**RAW RECORDS:**
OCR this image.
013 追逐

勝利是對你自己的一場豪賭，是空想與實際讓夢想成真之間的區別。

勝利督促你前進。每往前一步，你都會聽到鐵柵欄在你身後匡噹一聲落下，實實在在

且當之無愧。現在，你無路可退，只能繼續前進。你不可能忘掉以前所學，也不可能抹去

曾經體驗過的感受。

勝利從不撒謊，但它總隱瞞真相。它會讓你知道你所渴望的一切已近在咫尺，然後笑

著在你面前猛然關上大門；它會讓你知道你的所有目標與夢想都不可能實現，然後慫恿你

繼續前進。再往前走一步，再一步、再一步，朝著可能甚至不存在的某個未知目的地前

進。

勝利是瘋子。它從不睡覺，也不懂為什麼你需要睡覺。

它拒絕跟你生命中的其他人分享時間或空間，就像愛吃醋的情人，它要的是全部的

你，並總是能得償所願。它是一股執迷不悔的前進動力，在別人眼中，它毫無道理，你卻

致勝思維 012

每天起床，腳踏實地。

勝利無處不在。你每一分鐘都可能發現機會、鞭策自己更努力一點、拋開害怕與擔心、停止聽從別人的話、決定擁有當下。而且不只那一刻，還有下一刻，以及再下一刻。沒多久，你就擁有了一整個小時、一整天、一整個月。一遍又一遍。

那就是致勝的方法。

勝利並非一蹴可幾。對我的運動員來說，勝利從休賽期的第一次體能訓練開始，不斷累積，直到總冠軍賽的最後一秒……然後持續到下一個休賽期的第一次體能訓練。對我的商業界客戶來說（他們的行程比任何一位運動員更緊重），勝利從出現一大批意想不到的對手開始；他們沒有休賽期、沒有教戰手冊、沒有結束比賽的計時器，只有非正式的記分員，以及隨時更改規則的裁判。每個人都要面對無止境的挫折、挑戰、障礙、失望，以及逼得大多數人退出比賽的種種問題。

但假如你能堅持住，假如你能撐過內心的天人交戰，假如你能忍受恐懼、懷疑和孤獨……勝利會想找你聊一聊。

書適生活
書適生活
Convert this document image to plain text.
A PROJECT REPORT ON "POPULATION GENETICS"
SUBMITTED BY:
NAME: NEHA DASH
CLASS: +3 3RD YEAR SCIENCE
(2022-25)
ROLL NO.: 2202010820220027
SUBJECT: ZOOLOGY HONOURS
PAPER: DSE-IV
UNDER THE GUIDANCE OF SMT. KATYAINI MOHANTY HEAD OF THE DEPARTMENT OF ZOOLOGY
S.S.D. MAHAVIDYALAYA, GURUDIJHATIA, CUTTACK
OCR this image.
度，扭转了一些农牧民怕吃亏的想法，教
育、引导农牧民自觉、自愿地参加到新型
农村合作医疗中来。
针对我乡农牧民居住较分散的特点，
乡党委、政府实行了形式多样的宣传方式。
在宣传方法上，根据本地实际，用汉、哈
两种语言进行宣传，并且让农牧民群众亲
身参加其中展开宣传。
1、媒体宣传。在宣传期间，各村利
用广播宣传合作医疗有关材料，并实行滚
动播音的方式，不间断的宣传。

**PROBLEM TO WORK ON:** Repeat the records above in full, character for character.

**THE RESPONSE:**
OCR this image.
013 追逐

勝利是對你自己的一場豪賭，是空想與實際讓夢想成真之間的區別。

勝利督促你前進。每往前一步，你都會聽到鐵柵欄在你身後匡噹一聲落下，實實在在

且當之無愧。現在，你無路可退，只能繼續前進。你不可能忘掉以前所學，也不可能抹去

曾經體驗過的感受。

勝利從不撒謊，但它總隱瞞真相。它會讓你知道你所渴望的一切已近在咫尺，然後笑

著在你面前猛然關上大門；它會讓你知道你的所有目標與夢想都不可能實現，然後慫恿你

繼續前進。再往前走一步，再一步、再一步，朝著可能甚至不存在的某個未知目的地前

進。

勝利是瘋子。它從不睡覺，也不懂為什麼你需要睡覺。

它拒絕跟你生命中的其他人分享時間或空間，就像愛吃醋的情人，它要的是全部的

你，並總是能得償所願。它是一股執迷不悔的前進動力，在別人眼中，它毫無道理，你卻

致勝思維 012

每天起床，腳踏實地。

勝利無處不在。你每一分鐘都可能發現機會、鞭策自己更努力一點、拋開害怕與擔心、停止聽從別人的話、決定擁有當下。而且不只那一刻，還有下一刻，以及再下一刻。沒多久，你就擁有了一整個小時、一整天、一整個月。一遍又一遍。

那就是致勝的方法。

勝利並非一蹴可幾。對我的運動員來說，勝利從休賽期的第一次體能訓練開始，不斷累積，直到總冠軍賽的最後一秒……然後持續到下一個休賽期的第一次體能訓練。對我的商業界客戶來說（他們的行程比任何一位運動員更緊重），勝利從出現一大批意想不到的對手開始；他們沒有休賽期、沒有教戰手冊、沒有結束比賽的計時器，只有非正式的記分員，以及隨時更改規則的裁判。每個人都要面對無止境的挫折、挑戰、障礙、失望，以及逼得大多數人退出比賽的種種問題。

但假如你能堅持住，假如你能撐過內心的天人交戰，假如你能忍受恐懼、懷疑和孤獨……勝利會想找你聊一聊。

書適生活
書適生活
Convert this document image to plain text.
A PROJECT REPORT ON "POPULATION GENETICS"
SUBMITTED BY:
NAME: NEHA DASH
CLASS: +3 3RD YEAR SCIENCE
(2022-25)
ROLL NO.: 2202010820220027
SUBJECT: ZOOLOGY HONOURS
PAPER: DSE-IV
UNDER THE GUIDANCE OF SMT. KATYAINI MOHANTY HEAD OF THE DEPARTMENT OF ZOOLOGY
S.S.D. MAHAVIDYALAYA, GURUDIJHATIA, CUTTACK
OCR this image.
度，扭转了一些农牧民怕吃亏的想法，教
育、引导农牧民自觉、自愿地参加到新型
农村合作医疗中来。
针对我乡农牧民居住较分散的特点，
乡党委、政府实行了形式多样的宣传方式。
在宣传方法上，根据本地实际，用汉、哈
两种语言进行宣传，并且让农牧民群众亲
身参加其中展开宣传。
1、媒体宣传。在宣传期间，各村利
用广播宣传合作医疗有关材料，并实行滚
动播音的方式，不间断的宣传。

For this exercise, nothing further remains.